:: DATA TO USE ::

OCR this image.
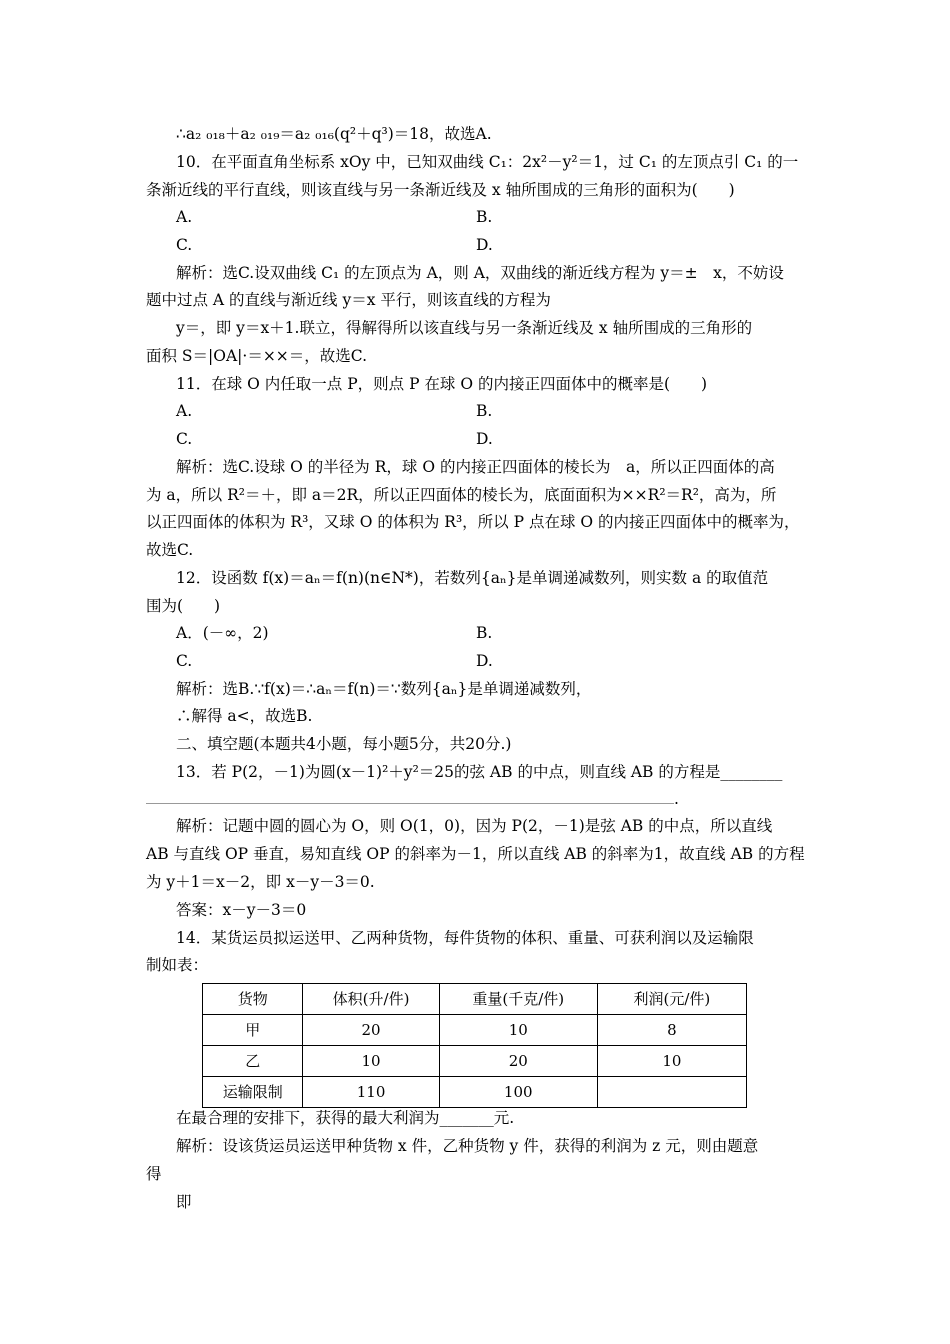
∴a₂ ₀₁₈＋a₂ ₀₁₉＝a₂ ₀₁₆(q²＋q³)＝18，故选A.
10．在平面直角坐标系 xOy 中，已知双曲线 C₁：2x²－y²＝1，过 C₁ 的左顶点引 C₁ 的一
条渐近线的平行直线，则该直线与另一条渐近线及 x 轴所围成的三角形的面积为(　　)
A.	B.
C.	D.
解析：选C.设双曲线 C₁ 的左顶点为 A，则 A，双曲线的渐近线方程为 y＝±　x，不妨设
题中过点 A 的直线与渐近线 y＝x 平行，则该直线的方程为
y＝，即 y＝x＋1.联立，得解得所以该直线与另一条渐近线及 x 轴所围成的三角形的
面积 S＝|OA|·＝××＝，故选C.
11．在球 O 内任取一点 P，则点 P 在球 O 的内接正四面体中的概率是(　　)
A.	B.
C.	D.
解析：选C.设球 O 的半径为 R，球 O 的内接正四面体的棱长为　a，所以正四面体的高
为 a，所以 R²＝＋，即 a＝2R，所以正四面体的棱长为，底面面积为××R²＝R²，高为，所
以正四面体的体积为 R³，又球 O 的体积为 R³，所以 P 点在球 O 的内接正四面体中的概率为，
故选C.
12．设函数 f(x)＝aₙ＝f(n)(n∈N*)，若数列{aₙ}是单调递减数列，则实数 a 的取值范
围为(　　)
A．(－∞，2)	B.
C.	D.
解析：选B.∵f(x)＝∴aₙ＝f(n)＝∵数列{aₙ}是单调递减数列，
∴解得 a<，故选B.
二、填空题(本题共4小题，每小题5分，共20分.)
13．若 P(2，－1)为圆(x－1)²＋y²＝25的弦 AB 的中点，则直线 AB 的方程是________
.
解析：记题中圆的圆心为 O，则 O(1，0)，因为 P(2，－1)是弦 AB 的中点，所以直线
AB 与直线 OP 垂直，易知直线 OP 的斜率为－1，所以直线 AB 的斜率为1，故直线 AB 的方程
为 y＋1＝x－2，即 x－y－3＝0.
答案：x－y－3＝0
14．某货运员拟运送甲、乙两种货物，每件货物的体积、重量、可获利润以及运输限
制如表：
货物	体积(升/件)	重量(千克/件)	利润(元/件)
甲	20	10	8
乙	10	20	10
运输限制	110	100	
在最合理的安排下，获得的最大利润为_______元.
解析：设该货运员运送甲种货物 x 件，乙种货物 y 件，获得的利润为 z 元，则由题意
得
即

:::

- WORK TO COMPLETE
Write out the data precisely as given, excluding the pictures.

- WRITTEN SOLUTION
OCR this image.
∴a₂ ₀₁₈＋a₂ ₀₁₉＝a₂ ₀₁₆(q²＋q³)＝18，故选A.
10．在平面直角坐标系 xOy 中，已知双曲线 C₁：2x²－y²＝1，过 C₁ 的左顶点引 C₁ 的一
条渐近线的平行直线，则该直线与另一条渐近线及 x 轴所围成的三角形的面积为(　　)
A.	B.
C.	D.
解析：选C.设双曲线 C₁ 的左顶点为 A，则 A，双曲线的渐近线方程为 y＝±　x，不妨设
题中过点 A 的直线与渐近线 y＝x 平行，则该直线的方程为
y＝，即 y＝x＋1.联立，得解得所以该直线与另一条渐近线及 x 轴所围成的三角形的
面积 S＝|OA|·＝××＝，故选C.
11．在球 O 内任取一点 P，则点 P 在球 O 的内接正四面体中的概率是(　　)
A.	B.
C.	D.
解析：选C.设球 O 的半径为 R，球 O 的内接正四面体的棱长为　a，所以正四面体的高
为 a，所以 R²＝＋，即 a＝2R，所以正四面体的棱长为，底面面积为××R²＝R²，高为，所
以正四面体的体积为 R³，又球 O 的体积为 R³，所以 P 点在球 O 的内接正四面体中的概率为，
故选C.
12．设函数 f(x)＝aₙ＝f(n)(n∈N*)，若数列{aₙ}是单调递减数列，则实数 a 的取值范
围为(　　)
A．(－∞，2)	B.
C.	D.
解析：选B.∵f(x)＝∴aₙ＝f(n)＝∵数列{aₙ}是单调递减数列，
∴解得 a<，故选B.
二、填空题(本题共4小题，每小题5分，共20分.)
13．若 P(2，－1)为圆(x－1)²＋y²＝25的弦 AB 的中点，则直线 AB 的方程是________
.
解析：记题中圆的圆心为 O，则 O(1，0)，因为 P(2，－1)是弦 AB 的中点，所以直线
AB 与直线 OP 垂直，易知直线 OP 的斜率为－1，所以直线 AB 的斜率为1，故直线 AB 的方程
为 y＋1＝x－2，即 x－y－3＝0.
答案：x－y－3＝0
14．某货运员拟运送甲、乙两种货物，每件货物的体积、重量、可获利润以及运输限
制如表：
货物	体积(升/件)	重量(千克/件)	利润(元/件)
甲	20	10	8
乙	10	20	10
运输限制	110	100	
在最合理的安排下，获得的最大利润为_______元.
解析：设该货运员运送甲种货物 x 件，乙种货物 y 件，获得的利润为 z 元，则由题意
得
即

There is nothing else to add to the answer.